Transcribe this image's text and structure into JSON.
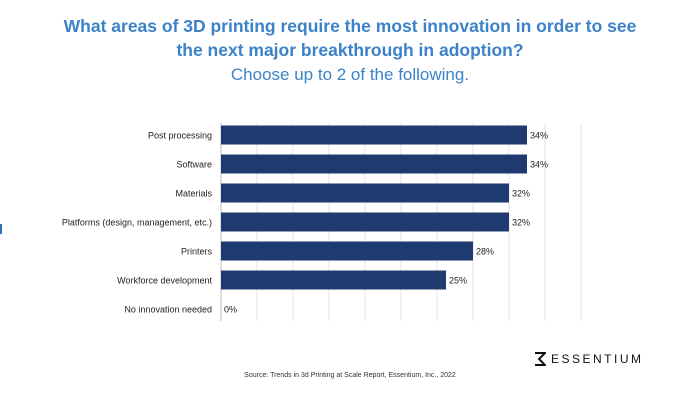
{
  "header": {
    "title_line1": "What areas of 3D printing require the most innovation in order to see",
    "title_line2": "the next major breakthrough in adoption?",
    "subtitle": "Choose up to 2 of the following."
  },
  "chart_data": {
    "type": "bar",
    "orientation": "horizontal",
    "categories": [
      "Post processing",
      "Software",
      "Materials",
      "Platforms (design, management, etc.)",
      "Printers",
      "Workforce development",
      "No innovation needed"
    ],
    "values": [
      34,
      34,
      32,
      32,
      28,
      25,
      0
    ],
    "value_labels": [
      "34%",
      "34%",
      "32%",
      "32%",
      "28%",
      "25%",
      "0%"
    ],
    "unit": "%",
    "xlim": [
      0,
      40
    ],
    "grid": "vertical",
    "bar_color": "#1f3a6e"
  },
  "footer": {
    "source": "Source: Trends in 3d Printing at Scale Report, Essentium, Inc., 2022",
    "brand": "ESSENTIUM"
  },
  "colors": {
    "title": "#3b82c8",
    "bar": "#1f3a6e",
    "grid": "#e3e3e3"
  }
}
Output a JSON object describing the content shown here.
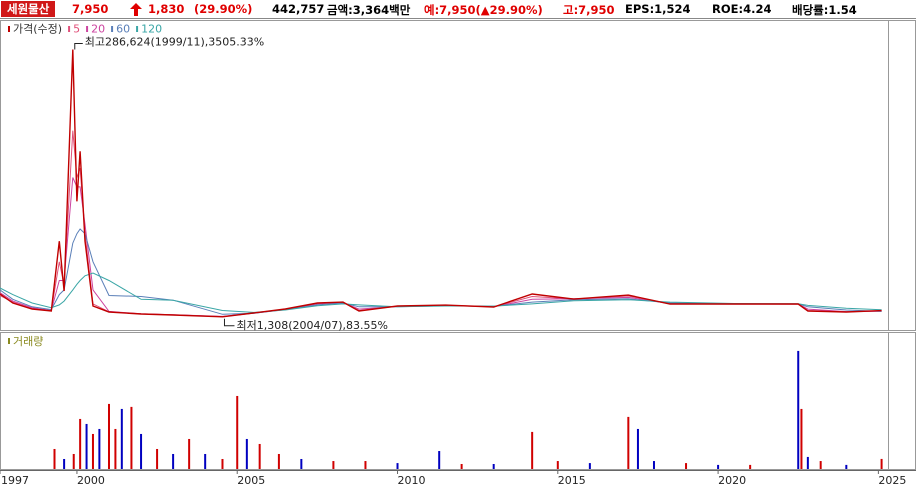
{
  "header": {
    "name": "세원물산",
    "price": "7,950",
    "change": "1,830",
    "change_rate": "(29.90%)",
    "volume": "442,757",
    "amount": "금액:3,364백만",
    "expected": "예:7,950(▲29.90%)",
    "high": "고:7,950",
    "eps": "EPS:1,524",
    "roe": "ROE:4.24",
    "dividend": "배당률:1.54"
  },
  "chart_data": [
    {
      "type": "line",
      "x": [
        1997.6,
        1998.0,
        1998.6,
        1999.2,
        1999.45,
        1999.6,
        1999.87,
        2000.0,
        2000.1,
        2000.25,
        2000.5,
        2001.0,
        2002.0,
        2003.0,
        2004.54,
        2005.5,
        2006.5,
        2007.5,
        2008.3,
        2008.8,
        2010.0,
        2011.5,
        2013.0,
        2014.2,
        2015.5,
        2017.2,
        2018.5,
        2020.5,
        2022.5,
        2022.8,
        2024.0,
        2025.1
      ],
      "series": [
        {
          "name": "가격(수정)",
          "color": "#c00000",
          "values": [
            25600,
            16000,
            9600,
            7500,
            82000,
            28800,
            286624,
            124600,
            178000,
            82000,
            12800,
            6400,
            4300,
            3200,
            1308,
            5300,
            9600,
            16000,
            17000,
            7500,
            12800,
            13800,
            11700,
            25600,
            20200,
            24500,
            14900,
            14900,
            14900,
            7500,
            6400,
            7950
          ]
        },
        {
          "name": "5",
          "color": "#e0507a",
          "values": [
            24000,
            17000,
            10000,
            8000,
            60000,
            35000,
            200000,
            150000,
            160000,
            90000,
            15000,
            6600,
            4400,
            3300,
            1500,
            5200,
            9400,
            15500,
            16800,
            8000,
            12600,
            13700,
            11800,
            23000,
            20300,
            23500,
            15000,
            14800,
            14700,
            8000,
            6600,
            7600
          ]
        },
        {
          "name": "20",
          "color": "#cc44a0",
          "values": [
            27000,
            18000,
            11000,
            8000,
            40000,
            40000,
            150000,
            140000,
            140000,
            100000,
            30000,
            7000,
            4500,
            3400,
            1700,
            5000,
            9200,
            15000,
            16500,
            9500,
            12400,
            13500,
            12000,
            20000,
            20500,
            22000,
            15500,
            14900,
            14900,
            9500,
            6800,
            7300
          ]
        },
        {
          "name": "60",
          "color": "#5a7fb8",
          "values": [
            30000,
            20000,
            12000,
            9000,
            25000,
            30000,
            80000,
            90000,
            95000,
            90000,
            60000,
            24000,
            23000,
            19000,
            4000,
            5000,
            9000,
            14000,
            16000,
            12000,
            12000,
            13000,
            12500,
            17000,
            19500,
            20500,
            16000,
            15000,
            15000,
            12000,
            8500,
            7000
          ]
        },
        {
          "name": "120",
          "color": "#3aa6a6",
          "values": [
            32000,
            25000,
            16000,
            11000,
            14000,
            18000,
            30000,
            36000,
            40000,
            45000,
            48000,
            40000,
            20000,
            19000,
            8000,
            6000,
            8500,
            13000,
            15000,
            14000,
            12000,
            12800,
            12700,
            15000,
            18500,
            19500,
            17000,
            15500,
            15200,
            13500,
            10500,
            8800
          ]
        }
      ],
      "annotations": {
        "high": "최고286,624(1999/11),3505.33%",
        "low": "최저1,308(2004/07),83.55%"
      },
      "xlim": [
        1997.6,
        2025.3
      ],
      "ylim": [
        0,
        316000
      ]
    },
    {
      "type": "bar",
      "title": "거래량",
      "x": [
        1999.3,
        1999.6,
        1999.9,
        2000.1,
        2000.3,
        2000.5,
        2000.7,
        2001.0,
        2001.2,
        2001.4,
        2001.7,
        2002.0,
        2002.5,
        2003.0,
        2003.5,
        2004.0,
        2004.54,
        2005.0,
        2005.3,
        2005.7,
        2006.3,
        2007.0,
        2008.0,
        2009.0,
        2010.0,
        2011.3,
        2012.0,
        2013.0,
        2014.2,
        2015.0,
        2016.0,
        2017.2,
        2017.5,
        2018.0,
        2019.0,
        2020.0,
        2021.0,
        2022.5,
        2022.6,
        2022.8,
        2023.2,
        2024.0,
        2025.1
      ],
      "values": [
        880000,
        440000,
        660000,
        2200000,
        1980000,
        1540000,
        1760000,
        2860000,
        1760000,
        2640000,
        2730000,
        1540000,
        880000,
        660000,
        1320000,
        660000,
        440000,
        3210000,
        1320000,
        1100000,
        660000,
        440000,
        350000,
        350000,
        260000,
        790000,
        220000,
        220000,
        1630000,
        350000,
        260000,
        2290000,
        1760000,
        350000,
        260000,
        180000,
        180000,
        5190000,
        2640000,
        530000,
        350000,
        180000,
        442757
      ],
      "bar_colors": [
        "#d00000",
        "#0000c0",
        "#d00000",
        "#d00000",
        "#0000c0",
        "#d00000",
        "#0000c0",
        "#d00000",
        "#d00000",
        "#0000c0",
        "#d00000",
        "#0000c0",
        "#d00000",
        "#0000c0",
        "#d00000",
        "#0000c0",
        "#d00000",
        "#d00000",
        "#0000c0",
        "#d00000",
        "#d00000",
        "#0000c0",
        "#d00000",
        "#d00000",
        "#0000c0",
        "#0000c0",
        "#d00000",
        "#0000c0",
        "#d00000",
        "#d00000",
        "#0000c0",
        "#d00000",
        "#0000c0",
        "#0000c0",
        "#d00000",
        "#0000c0",
        "#d00000",
        "#0000c0",
        "#d00000",
        "#0000c0",
        "#d00000",
        "#0000c0",
        "#d00000"
      ],
      "xlim": [
        1997.6,
        2025.3
      ],
      "ylim": [
        0,
        5450000
      ],
      "xticks": [
        {
          "value": 1997.6,
          "label": "1997"
        },
        2000,
        2005,
        2010,
        2015,
        2020,
        2025
      ]
    }
  ]
}
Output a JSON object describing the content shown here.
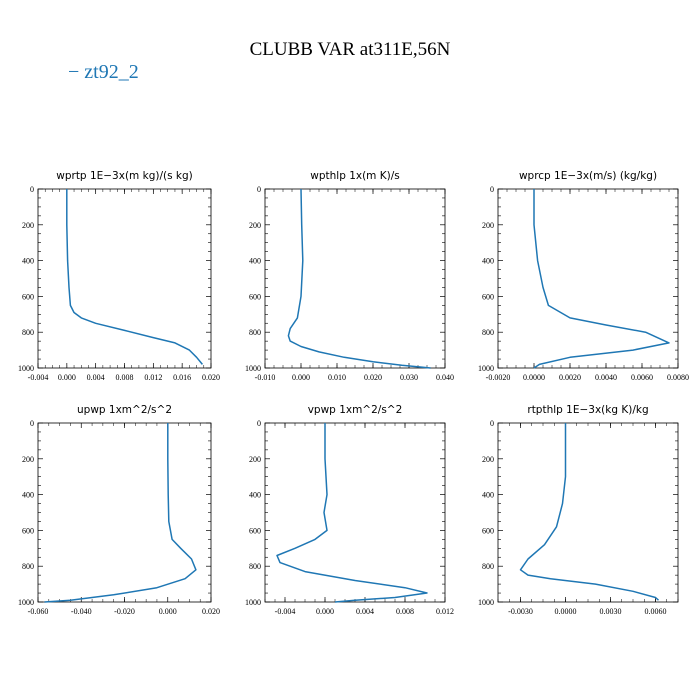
{
  "figure": {
    "title": "CLUBB VAR at311E,56N",
    "legend_label": "− zt92_2",
    "line_color": "#1f77b4"
  },
  "chart_data": [
    {
      "type": "line",
      "title": "wprtp  1E−3x(m kg)/(s kg)",
      "xlim": [
        -0.004,
        0.02
      ],
      "ylim": [
        1000,
        0
      ],
      "xticks": [
        "-0.004",
        "0.000",
        "0.004",
        "0.008",
        "0.012",
        "0.016",
        "0.020"
      ],
      "xtick_values": [
        -0.004,
        0.0,
        0.004,
        0.008,
        0.012,
        0.016,
        0.02
      ],
      "yticks": [
        "0",
        "200",
        "400",
        "600",
        "800",
        "1000"
      ],
      "series": [
        {
          "x": [
            0.0,
            0.0,
            0.0001,
            0.0003,
            0.0005,
            0.001,
            0.002,
            0.004,
            0.008,
            0.012,
            0.015,
            0.017,
            0.018,
            0.0188
          ],
          "y": [
            0,
            200,
            400,
            550,
            650,
            690,
            720,
            750,
            790,
            830,
            860,
            900,
            940,
            980
          ]
        }
      ]
    },
    {
      "type": "line",
      "title": "wpthlp  1x(m K)/s",
      "xlim": [
        -0.01,
        0.04
      ],
      "ylim": [
        1000,
        0
      ],
      "xticks": [
        "-0.010",
        "0.000",
        "0.010",
        "0.020",
        "0.030",
        "0.040"
      ],
      "xtick_values": [
        -0.01,
        0.0,
        0.01,
        0.02,
        0.03,
        0.04
      ],
      "yticks": [
        "0",
        "200",
        "400",
        "600",
        "800",
        "1000"
      ],
      "series": [
        {
          "x": [
            0.0,
            0.0002,
            0.0005,
            0.0,
            -0.001,
            -0.003,
            -0.0035,
            -0.003,
            0.0,
            0.005,
            0.012,
            0.02,
            0.028,
            0.036
          ],
          "y": [
            0,
            200,
            400,
            600,
            720,
            780,
            820,
            850,
            880,
            910,
            940,
            965,
            985,
            1000
          ]
        }
      ]
    },
    {
      "type": "line",
      "title": "wprcp  1E−3x(m/s) (kg/kg)",
      "xlim": [
        -0.002,
        0.008
      ],
      "ylim": [
        1000,
        0
      ],
      "xticks": [
        "-0.0020",
        "0.0000",
        "0.0020",
        "0.0040",
        "0.0060",
        "0.0080"
      ],
      "xtick_values": [
        -0.002,
        0.0,
        0.002,
        0.004,
        0.006,
        0.008
      ],
      "yticks": [
        "0",
        "200",
        "400",
        "600",
        "800",
        "1000"
      ],
      "series": [
        {
          "x": [
            0.0,
            0.0,
            0.0002,
            0.0005,
            0.0008,
            0.002,
            0.004,
            0.0062,
            0.0075,
            0.0055,
            0.002,
            0.0003,
            0.0
          ],
          "y": [
            0,
            200,
            400,
            550,
            650,
            720,
            760,
            800,
            860,
            900,
            940,
            980,
            1000
          ]
        }
      ]
    },
    {
      "type": "line",
      "title": "upwp  1xm^2/s^2",
      "xlim": [
        -0.06,
        0.02
      ],
      "ylim": [
        1000,
        0
      ],
      "xticks": [
        "-0.060",
        "-0.040",
        "-0.020",
        "0.000",
        "0.020"
      ],
      "xtick_values": [
        -0.06,
        -0.04,
        -0.02,
        0.0,
        0.02
      ],
      "yticks": [
        "0",
        "200",
        "400",
        "600",
        "800",
        "1000"
      ],
      "series": [
        {
          "x": [
            0.0,
            0.0,
            0.0002,
            0.0005,
            0.002,
            0.006,
            0.011,
            0.013,
            0.008,
            -0.005,
            -0.025,
            -0.045,
            -0.057
          ],
          "y": [
            0,
            200,
            400,
            550,
            650,
            700,
            760,
            820,
            870,
            920,
            960,
            990,
            1000
          ]
        }
      ]
    },
    {
      "type": "line",
      "title": "vpwp  1xm^2/s^2",
      "xlim": [
        -0.006,
        0.012
      ],
      "ylim": [
        1000,
        0
      ],
      "xticks": [
        "-0.004",
        "0.000",
        "0.004",
        "0.008",
        "0.012"
      ],
      "xtick_values": [
        -0.004,
        0.0,
        0.004,
        0.008,
        0.012
      ],
      "yticks": [
        "0",
        "200",
        "400",
        "600",
        "800",
        "1000"
      ],
      "series": [
        {
          "x": [
            0.0,
            0.0,
            0.0002,
            -0.0001,
            0.0002,
            -0.001,
            -0.003,
            -0.0048,
            -0.0045,
            -0.002,
            0.003,
            0.008,
            0.0102,
            0.007,
            0.003,
            0.001
          ],
          "y": [
            0,
            200,
            400,
            500,
            600,
            650,
            700,
            740,
            780,
            830,
            880,
            920,
            950,
            975,
            990,
            1000
          ]
        }
      ]
    },
    {
      "type": "line",
      "title": "rtpthlp  1E−3x(kg K)/kg",
      "xlim": [
        -0.0045,
        0.0075
      ],
      "ylim": [
        1000,
        0
      ],
      "xticks": [
        "-0.0030",
        "0.0000",
        "0.0030",
        "0.0060"
      ],
      "xtick_values": [
        -0.003,
        0.0,
        0.003,
        0.006
      ],
      "yticks": [
        "0",
        "200",
        "400",
        "600",
        "800",
        "1000"
      ],
      "series": [
        {
          "x": [
            0.0,
            0.0,
            -0.0002,
            -0.0006,
            -0.0014,
            -0.0025,
            -0.003,
            -0.0025,
            -0.001,
            0.002,
            0.0045,
            0.006,
            0.0062
          ],
          "y": [
            0,
            300,
            450,
            580,
            680,
            760,
            820,
            850,
            870,
            900,
            940,
            975,
            990
          ]
        }
      ]
    }
  ]
}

> **EXERCISE REQUIREMENTS**
Copy every line in the entries above that has the string "innovation" in it.

> **RESPONSE**
    "title_line1": "What areas of 3D printing require the most innovation in order to see",
      "No innovation needed"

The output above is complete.